:: PROBLEM DESCRIPTION ::
Make an exact copy of the records, with the images left out.

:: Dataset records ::

--

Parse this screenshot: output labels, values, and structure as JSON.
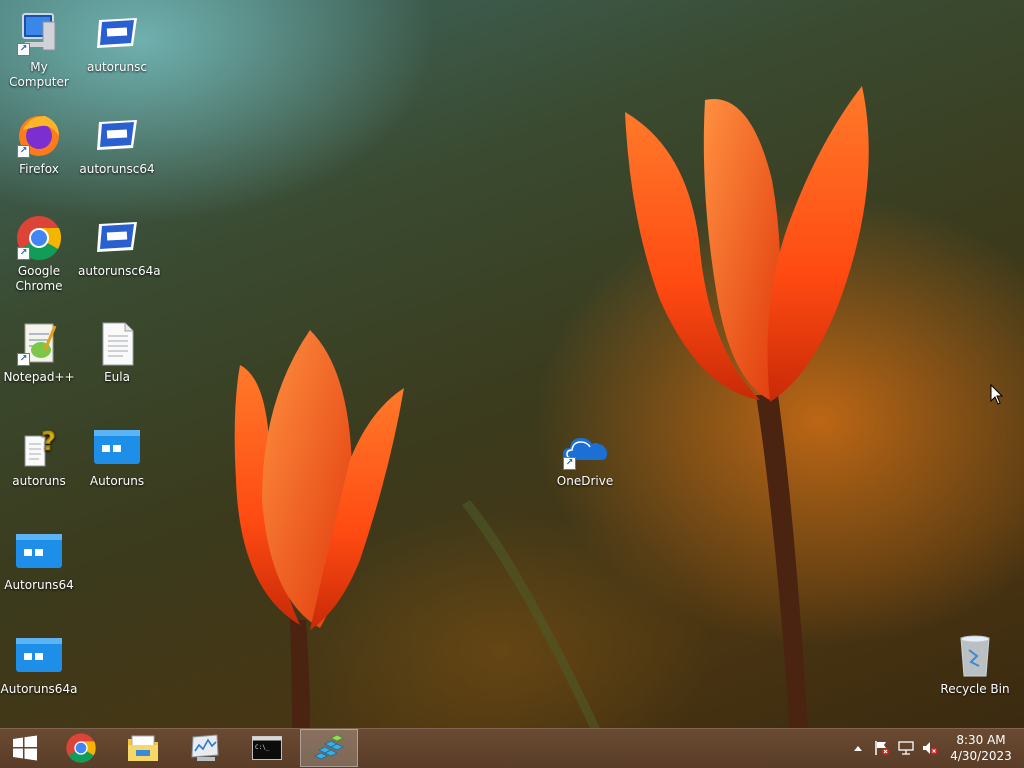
{
  "desktop": {
    "icons": [
      {
        "label": "My Computer",
        "icon": "computer-icon"
      },
      {
        "label": "autorunsc",
        "icon": "console-app-icon"
      },
      {
        "label": "Firefox",
        "icon": "firefox-icon"
      },
      {
        "label": "autorunsc64",
        "icon": "console-app-icon"
      },
      {
        "label": "Google Chrome",
        "icon": "chrome-icon"
      },
      {
        "label": "autorunsc64a",
        "icon": "console-app-icon"
      },
      {
        "label": "Notepad++",
        "icon": "notepadpp-icon"
      },
      {
        "label": "Eula",
        "icon": "text-file-icon"
      },
      {
        "label": "autoruns",
        "icon": "help-file-icon"
      },
      {
        "label": "Autoruns",
        "icon": "autoruns-app-icon"
      },
      {
        "label": "Autoruns64",
        "icon": "autoruns-app-icon"
      },
      {
        "label": "Autoruns64a",
        "icon": "autoruns-app-icon"
      },
      {
        "label": "OneDrive",
        "icon": "onedrive-icon"
      },
      {
        "label": "Recycle Bin",
        "icon": "recycle-bin-icon"
      }
    ]
  },
  "taskbar": {
    "start": "windows-logo-icon",
    "pinned": [
      "chrome-icon",
      "file-explorer-icon",
      "resource-monitor-icon",
      "command-prompt-icon",
      "registry-editor-icon"
    ],
    "active_index": 4,
    "tray": [
      "show-hidden-icons-arrow",
      "action-center-flag-icon",
      "network-icon",
      "volume-muted-icon"
    ],
    "clock": {
      "time": "8:30 AM",
      "date": "4/30/2023"
    }
  },
  "colors": {
    "taskbar": "#5f4230",
    "tulip": "#ff4a12",
    "console_icon": "#2a5fd0",
    "autoruns_icon": "#1e8fe8"
  }
}
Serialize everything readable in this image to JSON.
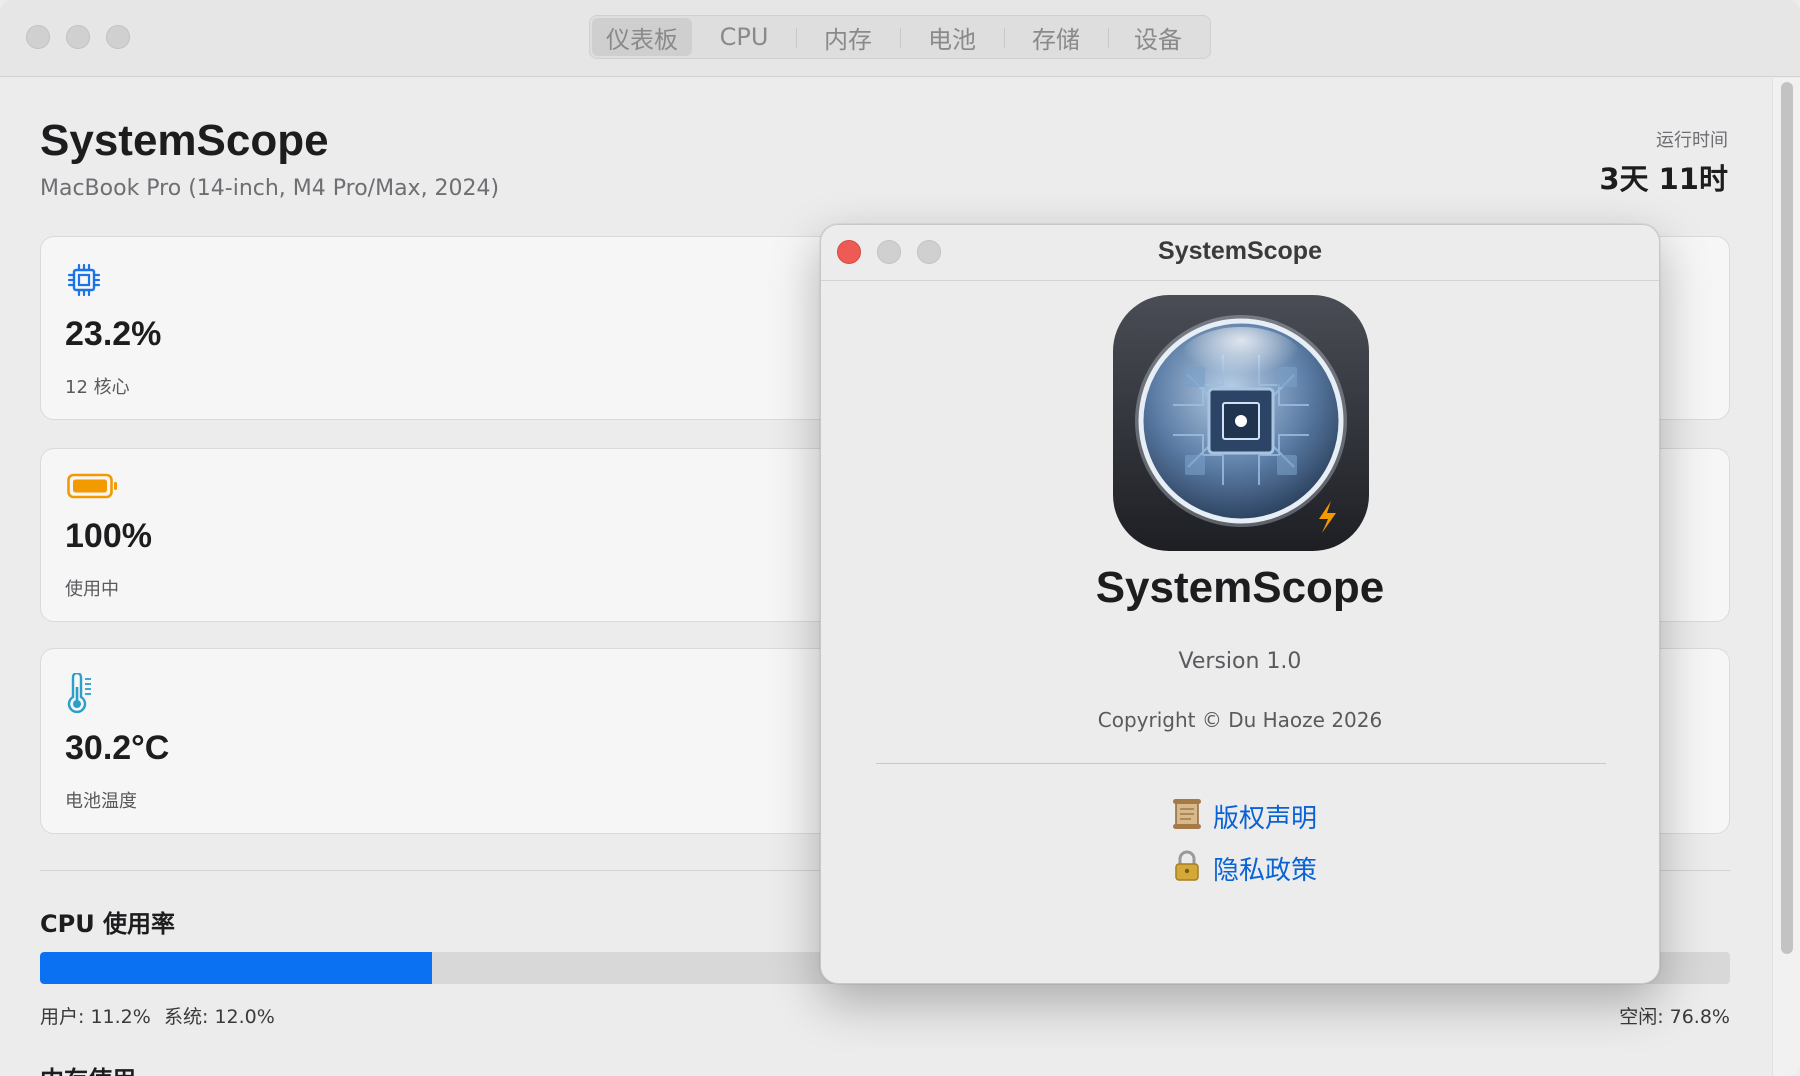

--

:: TASK ANSWER ::
Parse this screenshot: output labels, values, and structure as JSON.
{
  "desktop": {
    "icons": [
      {
        "label": "My Computer",
        "icon": "computer-icon"
      },
      {
        "label": "autorunsc",
        "icon": "console-app-icon"
      },
      {
        "label": "Firefox",
        "icon": "firefox-icon"
      },
      {
        "label": "autorunsc64",
        "icon": "console-app-icon"
      },
      {
        "label": "Google Chrome",
        "icon": "chrome-icon"
      },
      {
        "label": "autorunsc64a",
        "icon": "console-app-icon"
      },
      {
        "label": "Notepad++",
        "icon": "notepadpp-icon"
      },
      {
        "label": "Eula",
        "icon": "text-file-icon"
      },
      {
        "label": "autoruns",
        "icon": "help-file-icon"
      },
      {
        "label": "Autoruns",
        "icon": "autoruns-app-icon"
      },
      {
        "label": "Autoruns64",
        "icon": "autoruns-app-icon"
      },
      {
        "label": "Autoruns64a",
        "icon": "autoruns-app-icon"
      },
      {
        "label": "OneDrive",
        "icon": "onedrive-icon"
      },
      {
        "label": "Recycle Bin",
        "icon": "recycle-bin-icon"
      }
    ]
  },
  "taskbar": {
    "start": "windows-logo-icon",
    "pinned": [
      "chrome-icon",
      "file-explorer-icon",
      "resource-monitor-icon",
      "command-prompt-icon",
      "registry-editor-icon"
    ],
    "active_index": 4,
    "tray": [
      "show-hidden-icons-arrow",
      "action-center-flag-icon",
      "network-icon",
      "volume-muted-icon"
    ],
    "clock": {
      "time": "8:30 AM",
      "date": "4/30/2023"
    }
  },
  "colors": {
    "taskbar": "#5f4230",
    "tulip": "#ff4a12",
    "console_icon": "#2a5fd0",
    "autoruns_icon": "#1e8fe8"
  }
}
Serialize everything readable in this image to JSON.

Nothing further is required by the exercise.